Over 1m endure violence at school
OVER one million school pupils experienced violence such as bullying, corporal punishment or assault at school, the Department of Basic Education told parliament.
Briefing the basic education committee on safety in schools, the department’s director for school safety, Paseka Njobe, said 22.2% of pupils had experienced some form of violence in schools and 20.9% had experienced online violence.
“The 22.2% translates to 1 020 597 secondary school learners who had fallen victim to some sort of violence at school in the past 12 months,” the department said.
About 20% of pupils had also experienced online violence such as harassment or bullying.
The data comes from a 2012 study conducted by the Centre of Justice and Crime Prevention. The study has so far been conducted every five years, and the department is hoping to conduct a fresh one soon.
Njobe told the committee that schools in communities with social problems like drugs and poverty had higher rates of violence, as did those which were poorly managed.
Njobe said that bullying remained a major problem in schools, but increasing numbers could also be a result of better reporting rates.
According to their data, 18% of pupils reported being bullied on a weekly basis.

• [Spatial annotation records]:
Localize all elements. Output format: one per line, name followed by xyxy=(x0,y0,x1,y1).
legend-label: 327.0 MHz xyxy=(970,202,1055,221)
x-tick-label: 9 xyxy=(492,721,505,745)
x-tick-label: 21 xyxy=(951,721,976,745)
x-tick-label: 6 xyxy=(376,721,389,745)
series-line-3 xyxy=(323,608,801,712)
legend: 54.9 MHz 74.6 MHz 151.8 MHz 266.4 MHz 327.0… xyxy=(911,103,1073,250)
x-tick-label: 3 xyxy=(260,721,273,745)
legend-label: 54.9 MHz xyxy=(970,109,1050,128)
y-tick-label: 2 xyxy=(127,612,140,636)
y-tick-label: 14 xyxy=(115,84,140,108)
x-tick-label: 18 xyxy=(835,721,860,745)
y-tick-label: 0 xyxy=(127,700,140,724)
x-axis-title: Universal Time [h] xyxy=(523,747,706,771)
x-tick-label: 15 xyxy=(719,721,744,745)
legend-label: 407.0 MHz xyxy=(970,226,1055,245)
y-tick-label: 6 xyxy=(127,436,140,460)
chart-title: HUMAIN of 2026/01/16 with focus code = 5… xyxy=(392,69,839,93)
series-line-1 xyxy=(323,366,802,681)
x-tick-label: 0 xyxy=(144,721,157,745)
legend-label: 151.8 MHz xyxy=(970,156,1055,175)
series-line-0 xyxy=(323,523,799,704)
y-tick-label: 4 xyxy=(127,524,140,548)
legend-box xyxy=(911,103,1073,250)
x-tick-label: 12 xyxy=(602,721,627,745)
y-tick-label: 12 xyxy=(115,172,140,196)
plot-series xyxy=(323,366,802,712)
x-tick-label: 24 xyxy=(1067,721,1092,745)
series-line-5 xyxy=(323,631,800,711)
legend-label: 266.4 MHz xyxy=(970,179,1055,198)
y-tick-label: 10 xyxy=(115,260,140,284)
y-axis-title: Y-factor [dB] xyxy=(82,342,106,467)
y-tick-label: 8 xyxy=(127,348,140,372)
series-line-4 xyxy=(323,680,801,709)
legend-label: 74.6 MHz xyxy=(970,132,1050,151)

• [PROBLEMS AND TASKS]:
#1 In the article on school violence, how often has the Centre of Justice and Crime Prevention study been conducted so far?
#2 Render this sentence from the article on school violence in Spanish: "Njobe said that bullying remained a major problem in schools, but increasing numbers could also be a result of better reporting rates."
#3 Carry on the article on school violence from its final sentence.

• [ANSWER SET]:
#1 Every five years.

#2 Njobe dijo que el acoso escolar seguía siendo un problema grave en las escuelas, pero que el aumento de las cifras también podía deberse a mejores índices de denuncia.

#3
This, in turn had an impact on their academic careers – those who experience no bullying were found to outperform those who were regularly bullied by as many as 68 points in mathematics.
The 2015 General Household Survey reveals that 11.3% of pupils experienced corporal punishment at school.
KwaZulu-Natal was the leading province for corporal punishment in 2015, with just over 20% of learners having experienced corporal punishment at school. The national average is 11.3%. The committee also heard that the classroom was the primary site for school violence – with 54% of sexual assaults and 51% of physical assaults taking place in the classroom.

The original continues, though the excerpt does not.